Dataset entries:
---*---

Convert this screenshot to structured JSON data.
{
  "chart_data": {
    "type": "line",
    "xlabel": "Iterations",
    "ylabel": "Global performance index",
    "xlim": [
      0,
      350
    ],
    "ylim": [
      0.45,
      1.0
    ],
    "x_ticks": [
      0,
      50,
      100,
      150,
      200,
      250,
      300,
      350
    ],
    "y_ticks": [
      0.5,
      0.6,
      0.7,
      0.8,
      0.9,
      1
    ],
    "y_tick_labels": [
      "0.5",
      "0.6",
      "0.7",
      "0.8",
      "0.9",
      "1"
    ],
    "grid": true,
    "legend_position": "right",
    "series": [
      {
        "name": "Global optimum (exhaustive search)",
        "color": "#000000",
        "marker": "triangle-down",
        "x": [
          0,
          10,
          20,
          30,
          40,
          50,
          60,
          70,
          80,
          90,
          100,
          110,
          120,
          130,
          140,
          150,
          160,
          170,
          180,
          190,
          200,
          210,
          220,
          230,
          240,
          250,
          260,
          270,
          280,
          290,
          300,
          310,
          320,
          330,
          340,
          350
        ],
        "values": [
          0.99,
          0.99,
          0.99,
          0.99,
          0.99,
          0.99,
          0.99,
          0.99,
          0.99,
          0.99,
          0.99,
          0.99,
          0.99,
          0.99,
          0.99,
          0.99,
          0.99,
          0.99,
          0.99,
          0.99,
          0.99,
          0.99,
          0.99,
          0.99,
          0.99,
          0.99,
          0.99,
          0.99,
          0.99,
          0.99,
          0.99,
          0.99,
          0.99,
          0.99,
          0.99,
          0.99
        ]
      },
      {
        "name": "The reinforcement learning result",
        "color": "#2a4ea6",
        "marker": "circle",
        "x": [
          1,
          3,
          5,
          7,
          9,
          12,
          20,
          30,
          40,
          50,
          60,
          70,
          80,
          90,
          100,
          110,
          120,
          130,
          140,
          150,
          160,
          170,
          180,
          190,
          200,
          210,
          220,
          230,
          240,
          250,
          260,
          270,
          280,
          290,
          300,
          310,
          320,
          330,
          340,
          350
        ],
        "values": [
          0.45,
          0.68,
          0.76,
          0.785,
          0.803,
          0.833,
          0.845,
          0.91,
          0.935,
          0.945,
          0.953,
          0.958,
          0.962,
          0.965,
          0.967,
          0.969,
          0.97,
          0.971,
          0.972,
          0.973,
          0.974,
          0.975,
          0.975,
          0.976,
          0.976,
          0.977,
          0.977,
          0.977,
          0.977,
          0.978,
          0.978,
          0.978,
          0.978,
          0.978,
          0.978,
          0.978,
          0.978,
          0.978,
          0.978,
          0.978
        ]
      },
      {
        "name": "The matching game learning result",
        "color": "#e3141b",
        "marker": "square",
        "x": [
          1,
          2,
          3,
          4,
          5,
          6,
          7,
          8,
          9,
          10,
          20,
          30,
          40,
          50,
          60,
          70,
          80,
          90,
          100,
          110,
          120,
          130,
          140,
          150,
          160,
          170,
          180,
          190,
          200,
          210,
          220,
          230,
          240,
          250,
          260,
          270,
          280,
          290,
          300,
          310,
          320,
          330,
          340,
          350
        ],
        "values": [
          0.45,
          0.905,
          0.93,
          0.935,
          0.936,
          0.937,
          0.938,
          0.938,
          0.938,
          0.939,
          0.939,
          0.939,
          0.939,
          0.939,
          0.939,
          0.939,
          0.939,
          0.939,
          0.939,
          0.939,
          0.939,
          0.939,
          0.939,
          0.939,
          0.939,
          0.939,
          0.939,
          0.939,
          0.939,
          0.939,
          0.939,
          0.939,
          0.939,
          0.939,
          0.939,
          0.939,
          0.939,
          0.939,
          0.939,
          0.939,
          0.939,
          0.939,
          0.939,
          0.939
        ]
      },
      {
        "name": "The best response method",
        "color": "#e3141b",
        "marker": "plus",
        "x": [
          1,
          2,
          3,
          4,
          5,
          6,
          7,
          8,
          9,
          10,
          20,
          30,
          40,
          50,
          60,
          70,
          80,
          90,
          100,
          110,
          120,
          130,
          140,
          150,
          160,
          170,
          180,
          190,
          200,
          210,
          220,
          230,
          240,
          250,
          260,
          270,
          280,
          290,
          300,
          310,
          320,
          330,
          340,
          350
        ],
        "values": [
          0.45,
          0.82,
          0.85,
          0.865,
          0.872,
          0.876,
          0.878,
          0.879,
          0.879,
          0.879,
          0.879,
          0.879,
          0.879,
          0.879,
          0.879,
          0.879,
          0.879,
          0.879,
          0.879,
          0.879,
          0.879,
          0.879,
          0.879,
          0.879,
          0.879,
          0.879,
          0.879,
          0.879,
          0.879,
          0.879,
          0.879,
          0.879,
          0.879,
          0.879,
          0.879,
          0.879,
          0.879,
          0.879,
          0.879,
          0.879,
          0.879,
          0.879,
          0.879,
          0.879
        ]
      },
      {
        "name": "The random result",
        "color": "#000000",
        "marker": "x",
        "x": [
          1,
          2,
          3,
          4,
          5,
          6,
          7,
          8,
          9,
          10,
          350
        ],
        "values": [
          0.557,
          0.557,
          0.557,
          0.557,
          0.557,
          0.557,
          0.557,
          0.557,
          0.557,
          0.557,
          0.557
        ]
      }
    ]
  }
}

---*---

Directions: Output the data above exactly, please, line for line.

Solution to the problem:
Convert this screenshot to structured JSON data.
{
  "chart_data": {
    "type": "line",
    "xlabel": "Iterations",
    "ylabel": "Global performance index",
    "xlim": [
      0,
      350
    ],
    "ylim": [
      0.45,
      1.0
    ],
    "x_ticks": [
      0,
      50,
      100,
      150,
      200,
      250,
      300,
      350
    ],
    "y_ticks": [
      0.5,
      0.6,
      0.7,
      0.8,
      0.9,
      1
    ],
    "y_tick_labels": [
      "0.5",
      "0.6",
      "0.7",
      "0.8",
      "0.9",
      "1"
    ],
    "grid": true,
    "legend_position": "right",
    "series": [
      {
        "name": "Global optimum (exhaustive search)",
        "color": "#000000",
        "marker": "triangle-down",
        "x": [
          0,
          10,
          20,
          30,
          40,
          50,
          60,
          70,
          80,
          90,
          100,
          110,
          120,
          130,
          140,
          150,
          160,
          170,
          180,
          190,
          200,
          210,
          220,
          230,
          240,
          250,
          260,
          270,
          280,
          290,
          300,
          310,
          320,
          330,
          340,
          350
        ],
        "values": [
          0.99,
          0.99,
          0.99,
          0.99,
          0.99,
          0.99,
          0.99,
          0.99,
          0.99,
          0.99,
          0.99,
          0.99,
          0.99,
          0.99,
          0.99,
          0.99,
          0.99,
          0.99,
          0.99,
          0.99,
          0.99,
          0.99,
          0.99,
          0.99,
          0.99,
          0.99,
          0.99,
          0.99,
          0.99,
          0.99,
          0.99,
          0.99,
          0.99,
          0.99,
          0.99,
          0.99
        ]
      },
      {
        "name": "The reinforcement learning result",
        "color": "#2a4ea6",
        "marker": "circle",
        "x": [
          1,
          3,
          5,
          7,
          9,
          12,
          20,
          30,
          40,
          50,
          60,
          70,
          80,
          90,
          100,
          110,
          120,
          130,
          140,
          150,
          160,
          170,
          180,
          190,
          200,
          210,
          220,
          230,
          240,
          250,
          260,
          270,
          280,
          290,
          300,
          310,
          320,
          330,
          340,
          350
        ],
        "values": [
          0.45,
          0.68,
          0.76,
          0.785,
          0.803,
          0.833,
          0.845,
          0.91,
          0.935,
          0.945,
          0.953,
          0.958,
          0.962,
          0.965,
          0.967,
          0.969,
          0.97,
          0.971,
          0.972,
          0.973,
          0.974,
          0.975,
          0.975,
          0.976,
          0.976,
          0.977,
          0.977,
          0.977,
          0.977,
          0.978,
          0.978,
          0.978,
          0.978,
          0.978,
          0.978,
          0.978,
          0.978,
          0.978,
          0.978,
          0.978
        ]
      },
      {
        "name": "The matching game learning result",
        "color": "#e3141b",
        "marker": "square",
        "x": [
          1,
          2,
          3,
          4,
          5,
          6,
          7,
          8,
          9,
          10,
          20,
          30,
          40,
          50,
          60,
          70,
          80,
          90,
          100,
          110,
          120,
          130,
          140,
          150,
          160,
          170,
          180,
          190,
          200,
          210,
          220,
          230,
          240,
          250,
          260,
          270,
          280,
          290,
          300,
          310,
          320,
          330,
          340,
          350
        ],
        "values": [
          0.45,
          0.905,
          0.93,
          0.935,
          0.936,
          0.937,
          0.938,
          0.938,
          0.938,
          0.939,
          0.939,
          0.939,
          0.939,
          0.939,
          0.939,
          0.939,
          0.939,
          0.939,
          0.939,
          0.939,
          0.939,
          0.939,
          0.939,
          0.939,
          0.939,
          0.939,
          0.939,
          0.939,
          0.939,
          0.939,
          0.939,
          0.939,
          0.939,
          0.939,
          0.939,
          0.939,
          0.939,
          0.939,
          0.939,
          0.939,
          0.939,
          0.939,
          0.939,
          0.939
        ]
      },
      {
        "name": "The best response method",
        "color": "#e3141b",
        "marker": "plus",
        "x": [
          1,
          2,
          3,
          4,
          5,
          6,
          7,
          8,
          9,
          10,
          20,
          30,
          40,
          50,
          60,
          70,
          80,
          90,
          100,
          110,
          120,
          130,
          140,
          150,
          160,
          170,
          180,
          190,
          200,
          210,
          220,
          230,
          240,
          250,
          260,
          270,
          280,
          290,
          300,
          310,
          320,
          330,
          340,
          350
        ],
        "values": [
          0.45,
          0.82,
          0.85,
          0.865,
          0.872,
          0.876,
          0.878,
          0.879,
          0.879,
          0.879,
          0.879,
          0.879,
          0.879,
          0.879,
          0.879,
          0.879,
          0.879,
          0.879,
          0.879,
          0.879,
          0.879,
          0.879,
          0.879,
          0.879,
          0.879,
          0.879,
          0.879,
          0.879,
          0.879,
          0.879,
          0.879,
          0.879,
          0.879,
          0.879,
          0.879,
          0.879,
          0.879,
          0.879,
          0.879,
          0.879,
          0.879,
          0.879,
          0.879,
          0.879
        ]
      },
      {
        "name": "The random result",
        "color": "#000000",
        "marker": "x",
        "x": [
          1,
          2,
          3,
          4,
          5,
          6,
          7,
          8,
          9,
          10,
          350
        ],
        "values": [
          0.557,
          0.557,
          0.557,
          0.557,
          0.557,
          0.557,
          0.557,
          0.557,
          0.557,
          0.557,
          0.557
        ]
      }
    ]
  }
}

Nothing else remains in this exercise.